● Given task
Your task is to repeat the entries word for word while leaving out the pictures.

Saved data entries:
━━━━━━━━━━━━━━━━━━━━
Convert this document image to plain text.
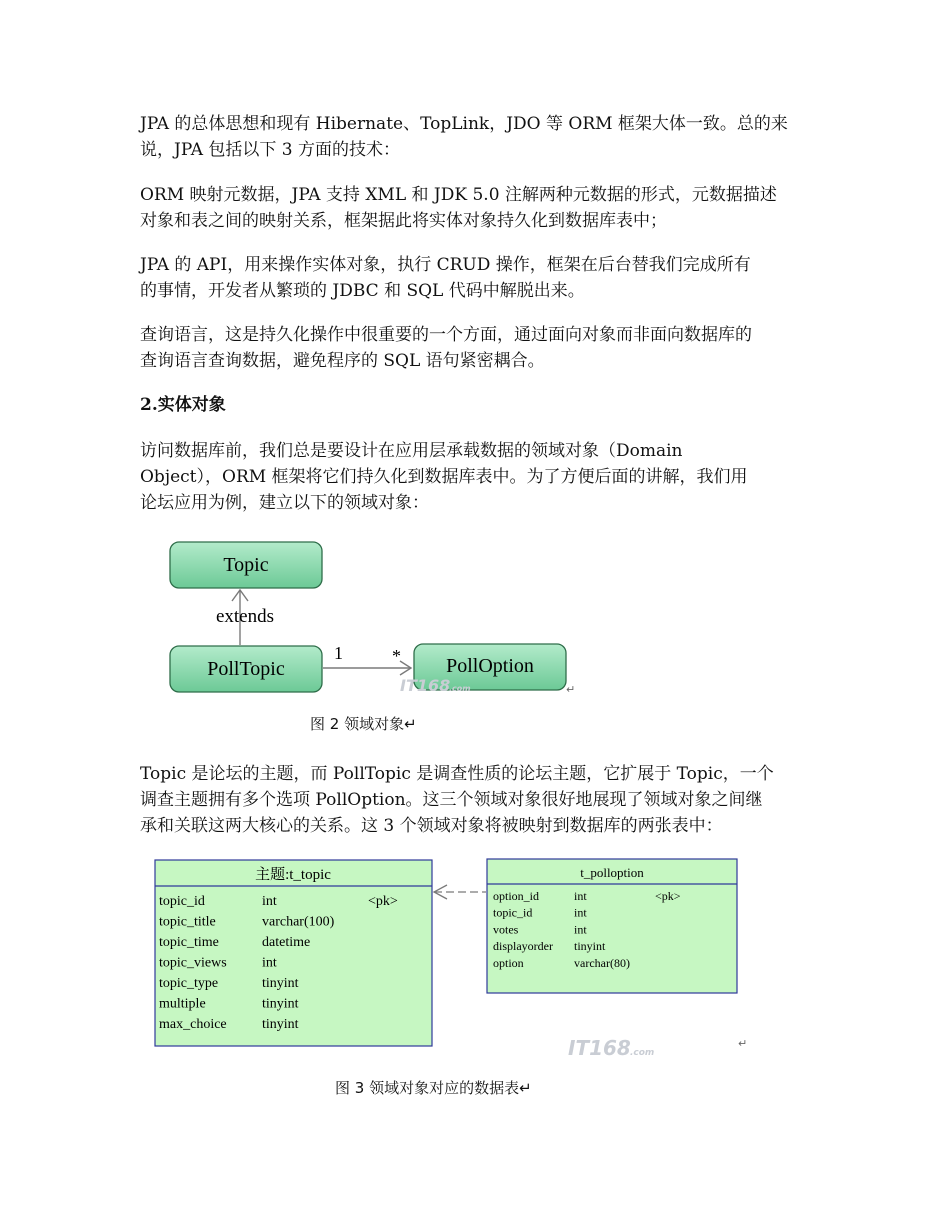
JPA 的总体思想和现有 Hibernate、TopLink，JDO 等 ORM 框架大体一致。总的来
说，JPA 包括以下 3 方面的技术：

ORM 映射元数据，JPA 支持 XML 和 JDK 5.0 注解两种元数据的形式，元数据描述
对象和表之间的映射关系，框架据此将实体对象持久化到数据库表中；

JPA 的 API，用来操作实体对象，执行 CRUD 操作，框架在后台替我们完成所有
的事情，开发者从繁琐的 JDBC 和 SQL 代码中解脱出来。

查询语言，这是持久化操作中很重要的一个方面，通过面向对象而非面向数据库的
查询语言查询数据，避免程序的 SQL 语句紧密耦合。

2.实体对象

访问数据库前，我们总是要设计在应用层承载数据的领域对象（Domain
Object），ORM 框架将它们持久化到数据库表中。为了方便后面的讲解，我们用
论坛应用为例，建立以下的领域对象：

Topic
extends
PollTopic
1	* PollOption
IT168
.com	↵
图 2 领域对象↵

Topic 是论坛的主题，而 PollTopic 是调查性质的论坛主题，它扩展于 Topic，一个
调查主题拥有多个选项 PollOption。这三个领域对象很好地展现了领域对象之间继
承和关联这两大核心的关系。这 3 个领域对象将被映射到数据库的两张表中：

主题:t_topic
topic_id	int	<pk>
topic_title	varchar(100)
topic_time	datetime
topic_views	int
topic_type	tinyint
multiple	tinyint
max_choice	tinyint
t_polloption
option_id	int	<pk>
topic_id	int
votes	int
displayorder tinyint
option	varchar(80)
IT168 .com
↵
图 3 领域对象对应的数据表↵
━━━━━━━━━━━━━━━━━━━━
● Task answer
Convert this document image to plain text.
JPA 的总体思想和现有 Hibernate、TopLink，JDO 等 ORM 框架大体一致。总的来
说，JPA 包括以下 3 方面的技术：

ORM 映射元数据，JPA 支持 XML 和 JDK 5.0 注解两种元数据的形式，元数据描述
对象和表之间的映射关系，框架据此将实体对象持久化到数据库表中；

JPA 的 API，用来操作实体对象，执行 CRUD 操作，框架在后台替我们完成所有
的事情，开发者从繁琐的 JDBC 和 SQL 代码中解脱出来。

查询语言，这是持久化操作中很重要的一个方面，通过面向对象而非面向数据库的
查询语言查询数据，避免程序的 SQL 语句紧密耦合。

2.实体对象

访问数据库前，我们总是要设计在应用层承载数据的领域对象（Domain
Object），ORM 框架将它们持久化到数据库表中。为了方便后面的讲解，我们用
论坛应用为例，建立以下的领域对象：

Topic
extends
PollTopic
1	* PollOption
IT168
.com	↵
图 2 领域对象↵

Topic 是论坛的主题，而 PollTopic 是调查性质的论坛主题，它扩展于 Topic，一个
调查主题拥有多个选项 PollOption。这三个领域对象很好地展现了领域对象之间继
承和关联这两大核心的关系。这 3 个领域对象将被映射到数据库的两张表中：

主题:t_topic
topic_id	int	<pk>
topic_title	varchar(100)
topic_time	datetime
topic_views	int
topic_type	tinyint
multiple	tinyint
max_choice	tinyint
t_polloption
option_id	int	<pk>
topic_id	int
votes	int
displayorder tinyint
option	varchar(80)
IT168 .com
↵
图 3 领域对象对应的数据表↵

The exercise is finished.